— Do this —
Only lines holding the word "into" should be copied from the material.

-- Begin --

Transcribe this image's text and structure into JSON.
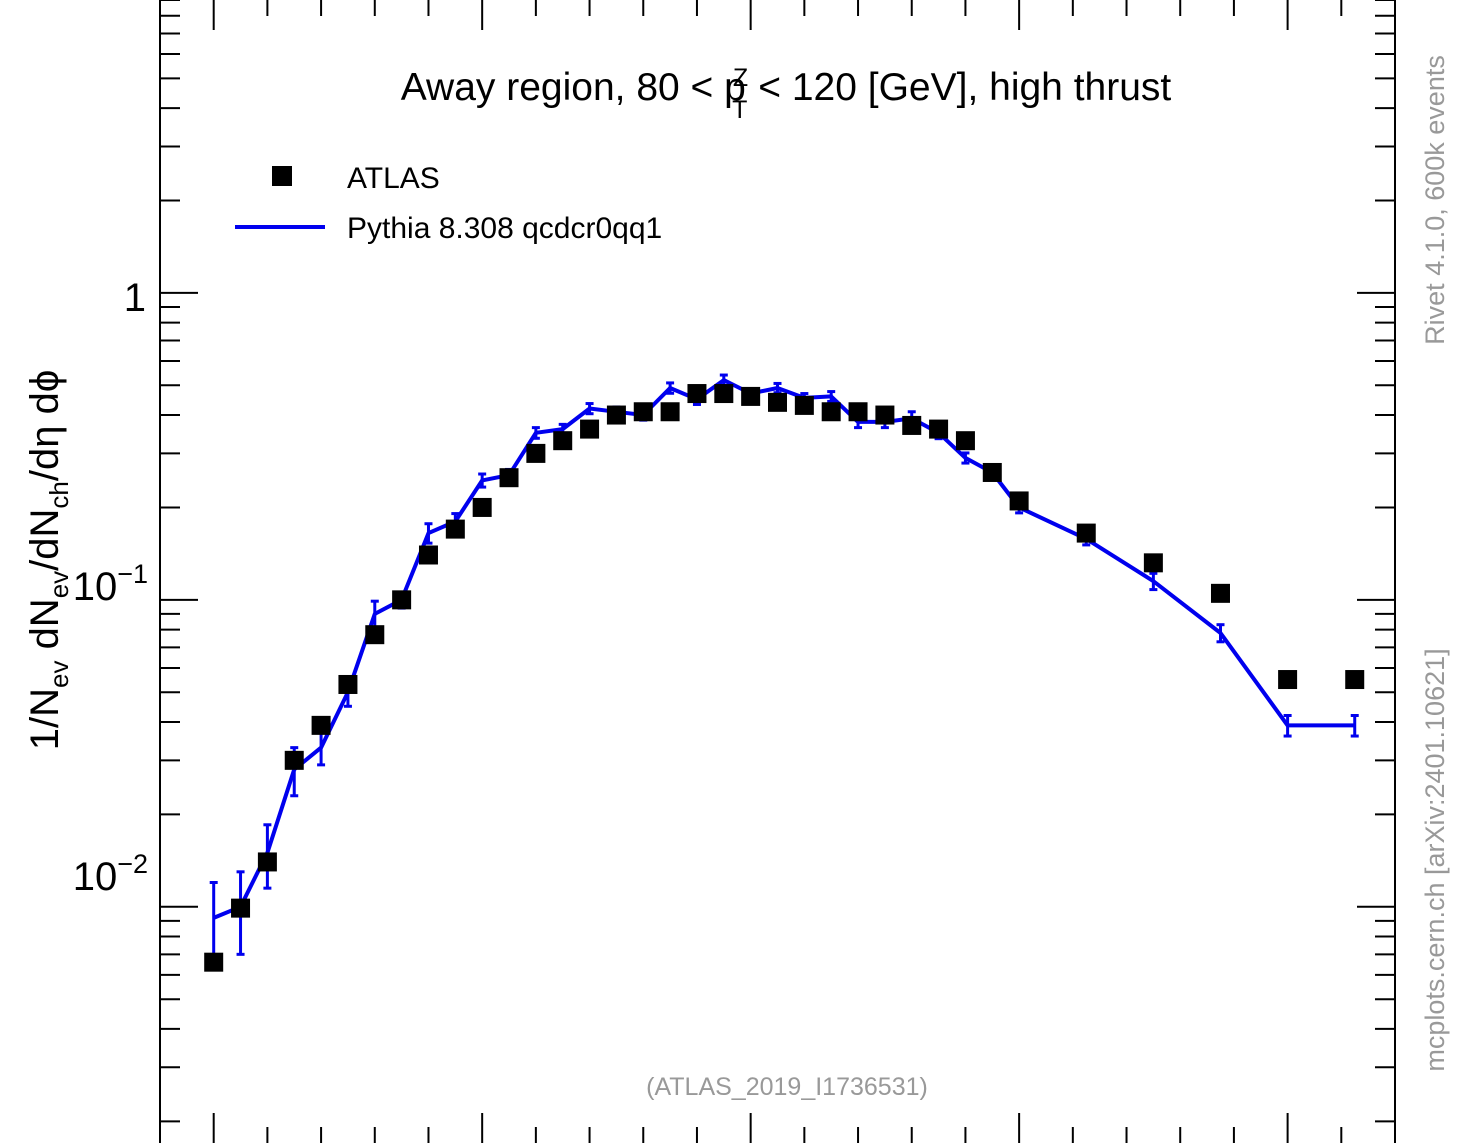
{
  "chart_data": {
    "type": "scatter",
    "title": "Away region, 80 < p",
    "title_sup": "Z",
    "title_sub": "T",
    "title_tail": " < 120 [GeV], high thrust",
    "ylabel": {
      "p1": "1/N",
      "s1": "ev",
      "p2": " dN",
      "s2": "ev",
      "p3": "/dN",
      "s3": "ch",
      "p4": "/dη dϕ"
    },
    "yscale": "log",
    "ylim": [
      0.0017,
      9.0
    ],
    "xlim": [
      -0.2,
      4.4
    ],
    "y_tick_labels": [
      {
        "value": 1,
        "base": "1",
        "exp": ""
      },
      {
        "value": 0.1,
        "base": "10",
        "exp": "−1"
      },
      {
        "value": 0.01,
        "base": "10",
        "exp": "−2"
      }
    ],
    "legend_position": "top-left",
    "reference_label": "(ATLAS_2019_I1736531)",
    "side_text_top": "Rivet 4.1.0,  600k events",
    "side_text_bottom": "mcplots.cern.ch [arXiv:2401.10621]",
    "series": [
      {
        "name": "ATLAS",
        "style": "marker",
        "color": "#000000",
        "x": [
          0.0,
          0.1,
          0.2,
          0.3,
          0.4,
          0.5,
          0.6,
          0.7,
          0.8,
          0.9,
          1.0,
          1.1,
          1.2,
          1.3,
          1.4,
          1.5,
          1.6,
          1.7,
          1.8,
          1.9,
          2.0,
          2.1,
          2.2,
          2.3,
          2.4,
          2.5,
          2.6,
          2.7,
          2.8,
          2.9,
          3.0,
          3.25,
          3.5,
          3.75,
          4.0,
          4.25
        ],
        "y": [
          0.0066,
          0.0099,
          0.014,
          0.03,
          0.039,
          0.053,
          0.077,
          0.1,
          0.14,
          0.17,
          0.2,
          0.25,
          0.3,
          0.33,
          0.36,
          0.4,
          0.41,
          0.41,
          0.47,
          0.47,
          0.46,
          0.44,
          0.43,
          0.41,
          0.41,
          0.4,
          0.37,
          0.36,
          0.33,
          0.26,
          0.21,
          0.165,
          0.132,
          0.105,
          0.055,
          0.055
        ]
      },
      {
        "name": "Pythia 8.308 qcdcr0qq1",
        "style": "line",
        "color": "#0000ee",
        "x": [
          0.0,
          0.1,
          0.2,
          0.3,
          0.4,
          0.5,
          0.6,
          0.7,
          0.8,
          0.9,
          1.0,
          1.1,
          1.2,
          1.3,
          1.4,
          1.5,
          1.6,
          1.7,
          1.8,
          1.9,
          2.0,
          2.1,
          2.2,
          2.3,
          2.4,
          2.5,
          2.6,
          2.7,
          2.8,
          2.9,
          3.0,
          3.25,
          3.5,
          3.75,
          4.0,
          4.25
        ],
        "y": [
          0.0092,
          0.01,
          0.015,
          0.028,
          0.033,
          0.05,
          0.09,
          0.1,
          0.165,
          0.18,
          0.245,
          0.255,
          0.35,
          0.36,
          0.42,
          0.41,
          0.4,
          0.49,
          0.45,
          0.52,
          0.47,
          0.49,
          0.455,
          0.46,
          0.38,
          0.38,
          0.39,
          0.35,
          0.29,
          0.26,
          0.2,
          0.158,
          0.115,
          0.078,
          0.039,
          0.039
        ],
        "yerr": [
          0.0028,
          0.003,
          0.0035,
          0.005,
          0.004,
          0.005,
          0.009,
          0.006,
          0.012,
          0.011,
          0.012,
          0.011,
          0.014,
          0.013,
          0.016,
          0.015,
          0.015,
          0.019,
          0.017,
          0.02,
          0.015,
          0.017,
          0.015,
          0.017,
          0.016,
          0.016,
          0.02,
          0.015,
          0.011,
          0.009,
          0.008,
          0.007,
          0.007,
          0.005,
          0.003,
          0.003
        ]
      }
    ]
  }
}
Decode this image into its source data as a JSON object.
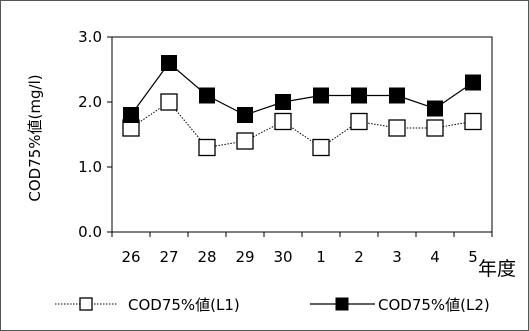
{
  "chart_data": {
    "type": "line",
    "title": "",
    "xlabel": "年度",
    "ylabel": "COD75%値(mg/l)",
    "categories": [
      "26",
      "27",
      "28",
      "29",
      "30",
      "1",
      "2",
      "3",
      "4",
      "5"
    ],
    "ylim": [
      0,
      3
    ],
    "yticks": [
      "0.0",
      "1.0",
      "2.0",
      "3.0"
    ],
    "grid": false,
    "legend": "bottom",
    "series": [
      {
        "name": "COD75%値(L1)",
        "marker": "open-square",
        "line": "dotted",
        "values": [
          1.6,
          2.0,
          1.3,
          1.4,
          1.7,
          1.3,
          1.7,
          1.6,
          1.6,
          1.7
        ]
      },
      {
        "name": "COD75%値(L2)",
        "marker": "filled-square",
        "line": "solid",
        "values": [
          1.8,
          2.6,
          2.1,
          1.8,
          2.0,
          2.1,
          2.1,
          2.1,
          1.9,
          2.3
        ]
      }
    ]
  },
  "colors": {
    "line": "#000000",
    "frame": "#555555",
    "background": "#ffffff"
  }
}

-- End --

— Expected answer —
Transcribe this image's text and structure into JSON.
Decode this image into its source data as a JSON object.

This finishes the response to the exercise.